What to work on> All of the material below is to be repeated exactly.

= = =

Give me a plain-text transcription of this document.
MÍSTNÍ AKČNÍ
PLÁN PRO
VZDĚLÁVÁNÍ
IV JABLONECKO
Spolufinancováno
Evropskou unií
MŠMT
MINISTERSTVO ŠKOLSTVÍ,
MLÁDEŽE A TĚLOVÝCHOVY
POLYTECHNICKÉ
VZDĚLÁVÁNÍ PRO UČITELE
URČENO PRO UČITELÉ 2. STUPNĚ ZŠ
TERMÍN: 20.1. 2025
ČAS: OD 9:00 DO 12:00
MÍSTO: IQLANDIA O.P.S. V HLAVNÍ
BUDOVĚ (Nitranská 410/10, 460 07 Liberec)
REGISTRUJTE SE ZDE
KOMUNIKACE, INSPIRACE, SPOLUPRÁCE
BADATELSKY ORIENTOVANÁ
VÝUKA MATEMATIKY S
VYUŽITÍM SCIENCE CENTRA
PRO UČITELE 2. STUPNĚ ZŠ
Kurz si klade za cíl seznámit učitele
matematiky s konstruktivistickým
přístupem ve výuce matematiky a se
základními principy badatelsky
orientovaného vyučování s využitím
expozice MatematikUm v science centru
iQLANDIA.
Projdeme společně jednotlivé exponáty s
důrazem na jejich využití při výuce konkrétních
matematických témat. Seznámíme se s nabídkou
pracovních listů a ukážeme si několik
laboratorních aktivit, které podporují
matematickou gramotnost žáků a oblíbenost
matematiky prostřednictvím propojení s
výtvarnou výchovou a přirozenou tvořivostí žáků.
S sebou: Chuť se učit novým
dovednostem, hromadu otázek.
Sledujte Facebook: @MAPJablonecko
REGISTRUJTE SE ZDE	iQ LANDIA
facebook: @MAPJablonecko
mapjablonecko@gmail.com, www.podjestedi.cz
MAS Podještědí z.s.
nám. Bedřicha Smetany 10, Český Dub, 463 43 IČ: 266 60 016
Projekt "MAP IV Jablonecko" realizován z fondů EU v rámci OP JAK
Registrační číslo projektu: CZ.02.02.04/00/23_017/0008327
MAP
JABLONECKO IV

= = =

Response to the task>
Give me a plain-text transcription of this document.
MÍSTNÍ AKČNÍ
PLÁN PRO
VZDĚLÁVÁNÍ
IV JABLONECKO
Spolufinancováno
Evropskou unií
MŠMT
MINISTERSTVO ŠKOLSTVÍ,
MLÁDEŽE A TĚLOVÝCHOVY
POLYTECHNICKÉ
VZDĚLÁVÁNÍ PRO UČITELE
URČENO PRO UČITELÉ 2. STUPNĚ ZŠ
TERMÍN: 20.1. 2025
ČAS: OD 9:00 DO 12:00
MÍSTO: IQLANDIA O.P.S. V HLAVNÍ
BUDOVĚ (Nitranská 410/10, 460 07 Liberec)
REGISTRUJTE SE ZDE
KOMUNIKACE, INSPIRACE, SPOLUPRÁCE
BADATELSKY ORIENTOVANÁ
VÝUKA MATEMATIKY S
VYUŽITÍM SCIENCE CENTRA
PRO UČITELE 2. STUPNĚ ZŠ
Kurz si klade za cíl seznámit učitele
matematiky s konstruktivistickým
přístupem ve výuce matematiky a se
základními principy badatelsky
orientovaného vyučování s využitím
expozice MatematikUm v science centru
iQLANDIA.
Projdeme společně jednotlivé exponáty s
důrazem na jejich využití při výuce konkrétních
matematických témat. Seznámíme se s nabídkou
pracovních listů a ukážeme si několik
laboratorních aktivit, které podporují
matematickou gramotnost žáků a oblíbenost
matematiky prostřednictvím propojení s
výtvarnou výchovou a přirozenou tvořivostí žáků.
S sebou: Chuť se učit novým
dovednostem, hromadu otázek.
Sledujte Facebook: @MAPJablonecko
REGISTRUJTE SE ZDE	iQ LANDIA
facebook: @MAPJablonecko
mapjablonecko@gmail.com, www.podjestedi.cz
MAS Podještědí z.s.
nám. Bedřicha Smetany 10, Český Dub, 463 43 IČ: 266 60 016
Projekt "MAP IV Jablonecko" realizován z fondů EU v rámci OP JAK
Registrační číslo projektu: CZ.02.02.04/00/23_017/0008327
MAP
JABLONECKO IV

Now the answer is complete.